Given request: Gather all lines with the word "ANCIENT" in them.

[Source data]
--------------------------------
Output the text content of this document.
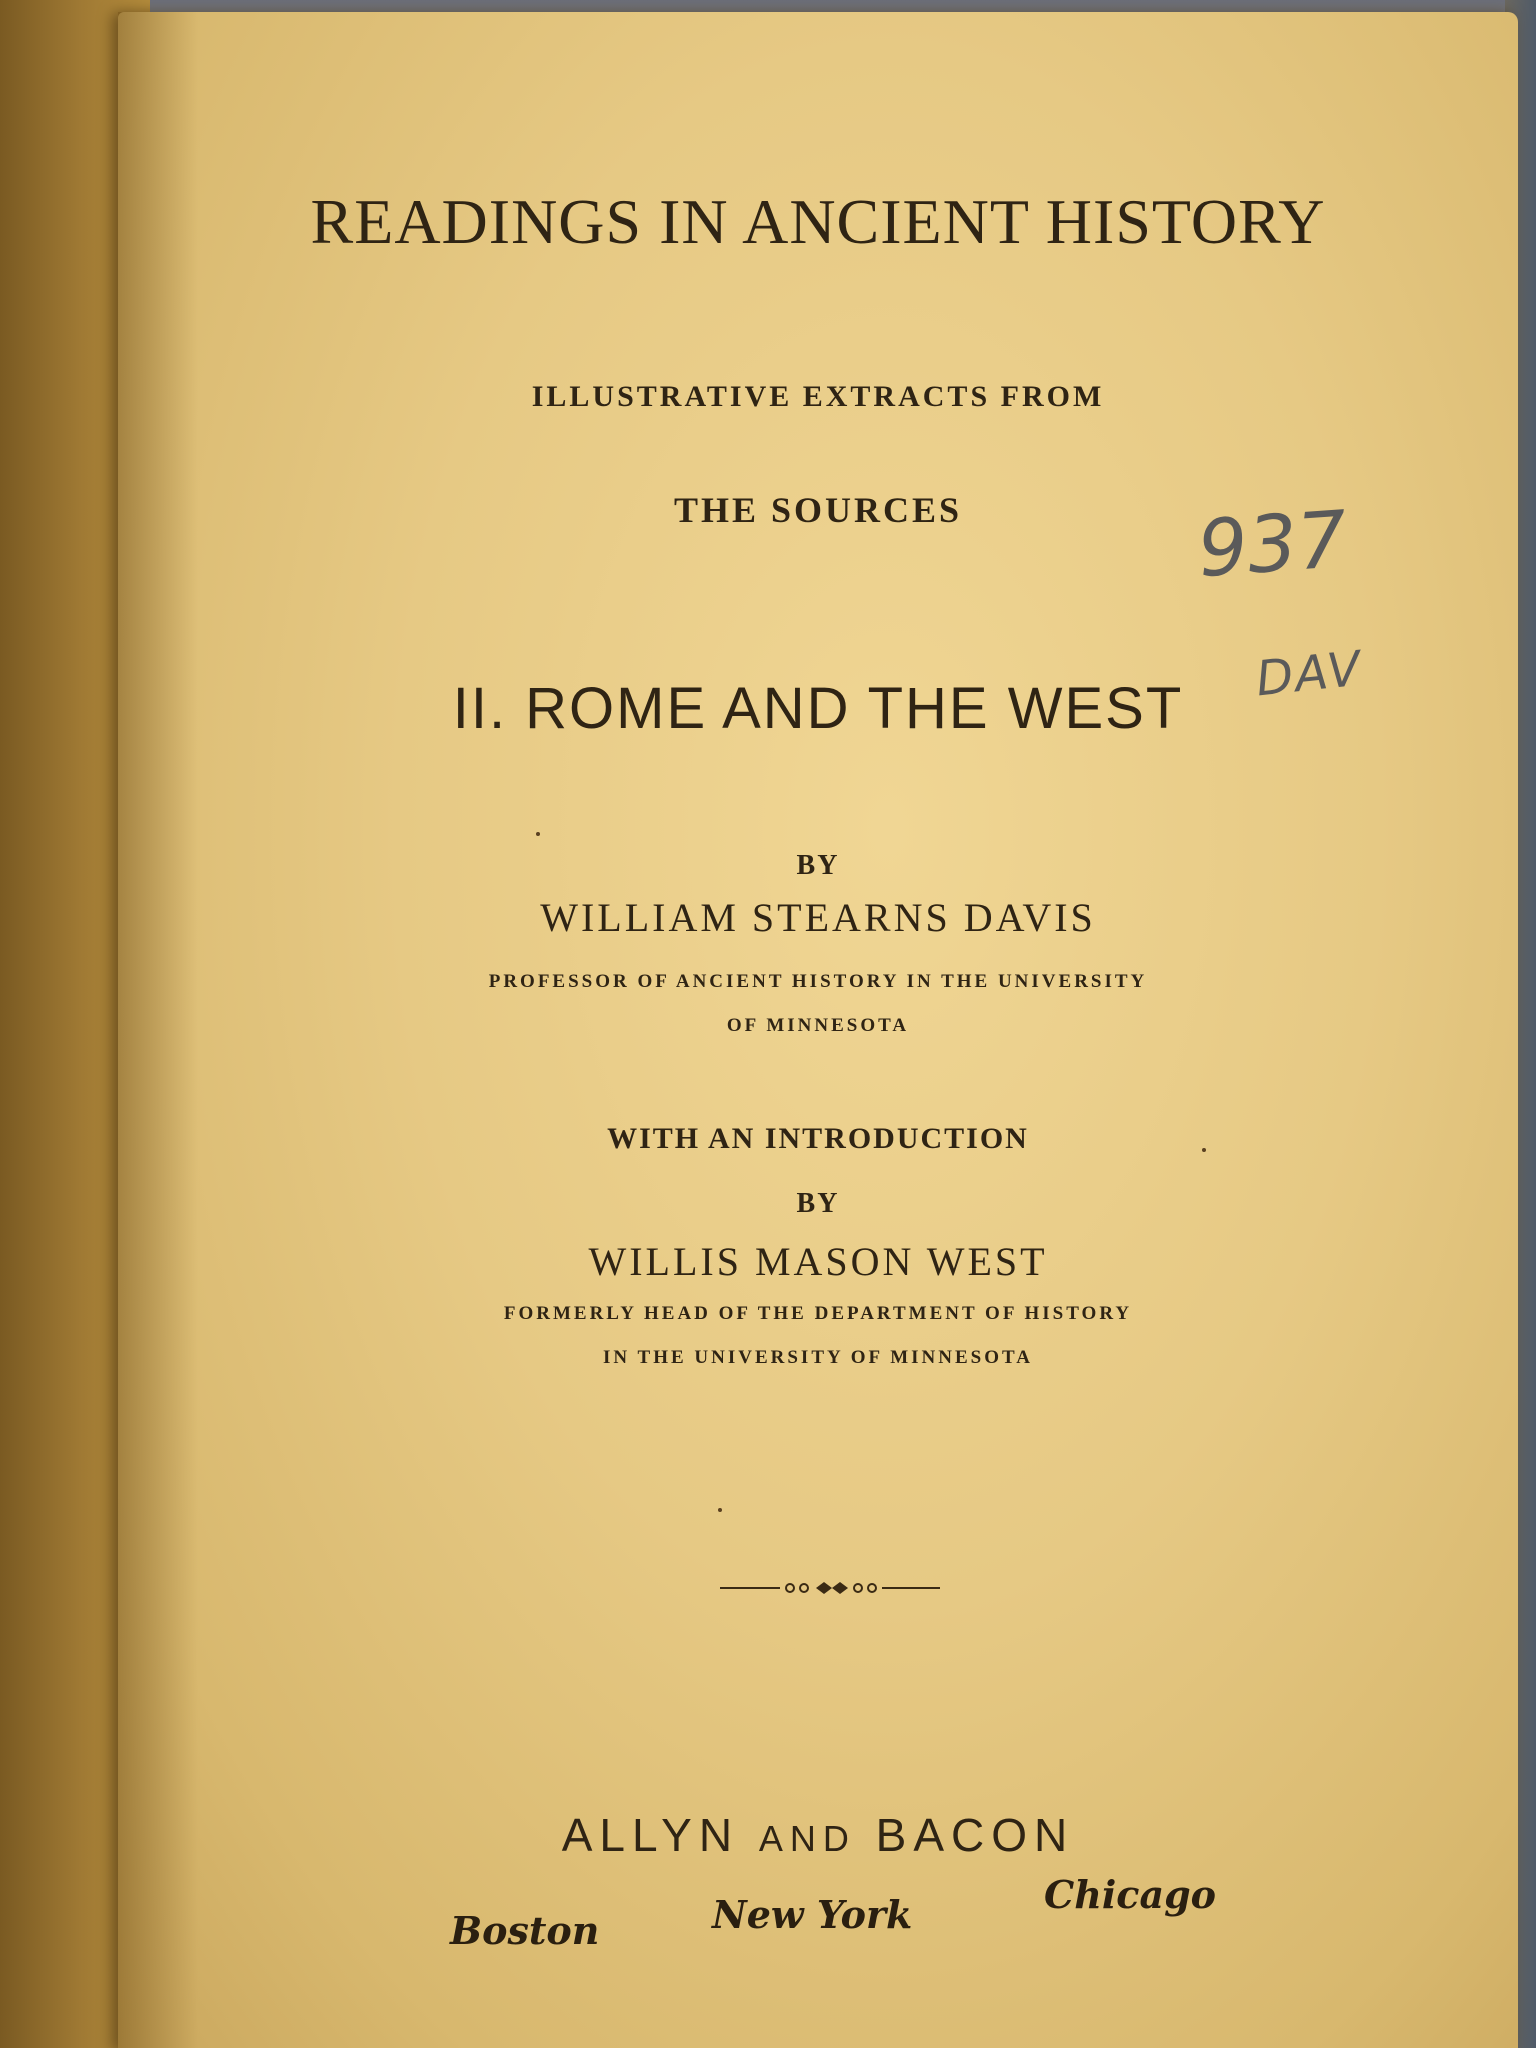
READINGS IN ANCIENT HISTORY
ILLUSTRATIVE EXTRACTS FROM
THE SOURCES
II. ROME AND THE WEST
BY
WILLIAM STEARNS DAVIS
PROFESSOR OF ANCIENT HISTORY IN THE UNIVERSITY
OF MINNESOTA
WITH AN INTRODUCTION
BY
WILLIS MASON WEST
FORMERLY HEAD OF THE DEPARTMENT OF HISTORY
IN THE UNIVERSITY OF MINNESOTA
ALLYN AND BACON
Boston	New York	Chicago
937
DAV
--------------------------------
The response:
READINGS IN ANCIENT HISTORY
PROFESSOR OF ANCIENT HISTORY IN THE UNIVERSITY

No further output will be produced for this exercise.